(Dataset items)

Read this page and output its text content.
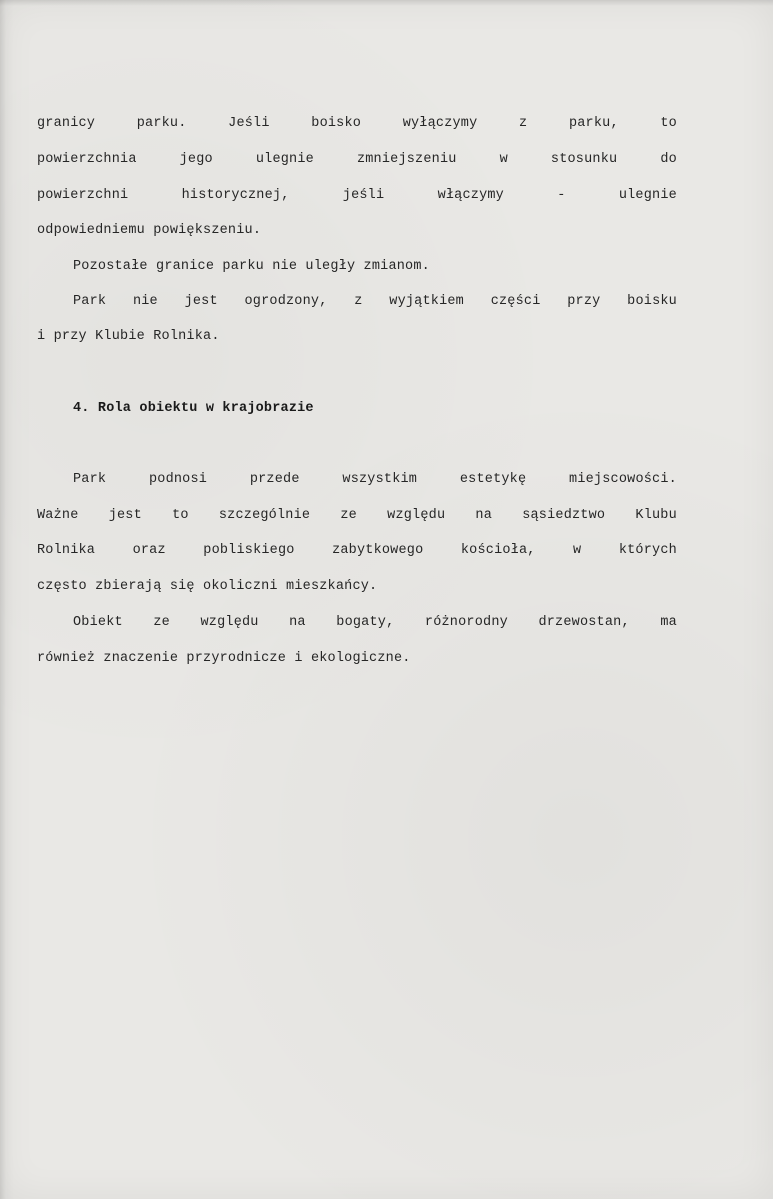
granicy	parku.	Jeśli	boisko	wyłączymy	z	parku,	to
powierzchnia	jego	ulegnie	zmniejszeniu	w	stosunku	do
powierzchni	historycznej,	jeśli	włączymy	-	ulegnie
odpowiedniemu powiększeniu.
Pozostałe granice parku nie uległy zmianom.
Park nie jest ogrodzony, z wyjątkiem części przy boisku
i przy Klubie Rolnika.
4. Rola obiektu w krajobrazie
Park	podnosi	przede	wszystkim	estetykę	miejscowości.
Ważne jest to szczególnie ze względu na sąsiedztwo Klubu
Rolnika	oraz	pobliskiego	zabytkowego	kościoła,	w	których
często zbierają się okoliczni mieszkańcy.
Obiekt ze względu na bogaty, różnorodny drzewostan, ma
również znaczenie przyrodnicze i ekologiczne.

Challenge: List every line from the entries above in which "względu" appears.

Task response:
Ważne jest to szczególnie ze względu na sąsiedztwo Klubu
Obiekt ze względu na bogaty, różnorodny drzewostan, ma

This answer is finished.